____ Material for this task
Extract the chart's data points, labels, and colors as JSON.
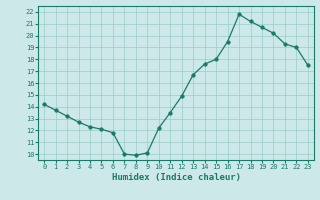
{
  "x": [
    0,
    1,
    2,
    3,
    4,
    5,
    6,
    7,
    8,
    9,
    10,
    11,
    12,
    13,
    14,
    15,
    16,
    17,
    18,
    19,
    20,
    21,
    22,
    23
  ],
  "y": [
    14.2,
    13.7,
    13.2,
    12.7,
    12.3,
    12.1,
    11.8,
    10.0,
    9.9,
    10.1,
    12.2,
    13.5,
    14.9,
    16.7,
    17.6,
    18.0,
    19.5,
    21.8,
    21.2,
    20.7,
    20.2,
    19.3,
    19.0,
    17.5
  ],
  "xlim": [
    -0.5,
    23.5
  ],
  "ylim": [
    9.5,
    22.5
  ],
  "yticks": [
    10,
    11,
    12,
    13,
    14,
    15,
    16,
    17,
    18,
    19,
    20,
    21,
    22
  ],
  "xticks": [
    0,
    1,
    2,
    3,
    4,
    5,
    6,
    7,
    8,
    9,
    10,
    11,
    12,
    13,
    14,
    15,
    16,
    17,
    18,
    19,
    20,
    21,
    22,
    23
  ],
  "xlabel": "Humidex (Indice chaleur)",
  "line_color": "#1a7a6a",
  "marker": "o",
  "marker_size": 2.5,
  "bg_color": "#cce8e8",
  "grid_color": "#99cccc",
  "label_fontsize": 6.5,
  "tick_fontsize": 5.0
}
________
Exercise aim: Leave out the pictures and copy everything else in the records word for word.

Completed exercise:
Extract the chart's data points, labels, and colors as JSON.
{
  "x": [
    0,
    1,
    2,
    3,
    4,
    5,
    6,
    7,
    8,
    9,
    10,
    11,
    12,
    13,
    14,
    15,
    16,
    17,
    18,
    19,
    20,
    21,
    22,
    23
  ],
  "y": [
    14.2,
    13.7,
    13.2,
    12.7,
    12.3,
    12.1,
    11.8,
    10.0,
    9.9,
    10.1,
    12.2,
    13.5,
    14.9,
    16.7,
    17.6,
    18.0,
    19.5,
    21.8,
    21.2,
    20.7,
    20.2,
    19.3,
    19.0,
    17.5
  ],
  "xlim": [
    -0.5,
    23.5
  ],
  "ylim": [
    9.5,
    22.5
  ],
  "yticks": [
    10,
    11,
    12,
    13,
    14,
    15,
    16,
    17,
    18,
    19,
    20,
    21,
    22
  ],
  "xticks": [
    0,
    1,
    2,
    3,
    4,
    5,
    6,
    7,
    8,
    9,
    10,
    11,
    12,
    13,
    14,
    15,
    16,
    17,
    18,
    19,
    20,
    21,
    22,
    23
  ],
  "xlabel": "Humidex (Indice chaleur)",
  "line_color": "#1a7a6a",
  "marker": "o",
  "marker_size": 2.5,
  "bg_color": "#cce8e8",
  "grid_color": "#99cccc",
  "label_fontsize": 6.5,
  "tick_fontsize": 5.0
}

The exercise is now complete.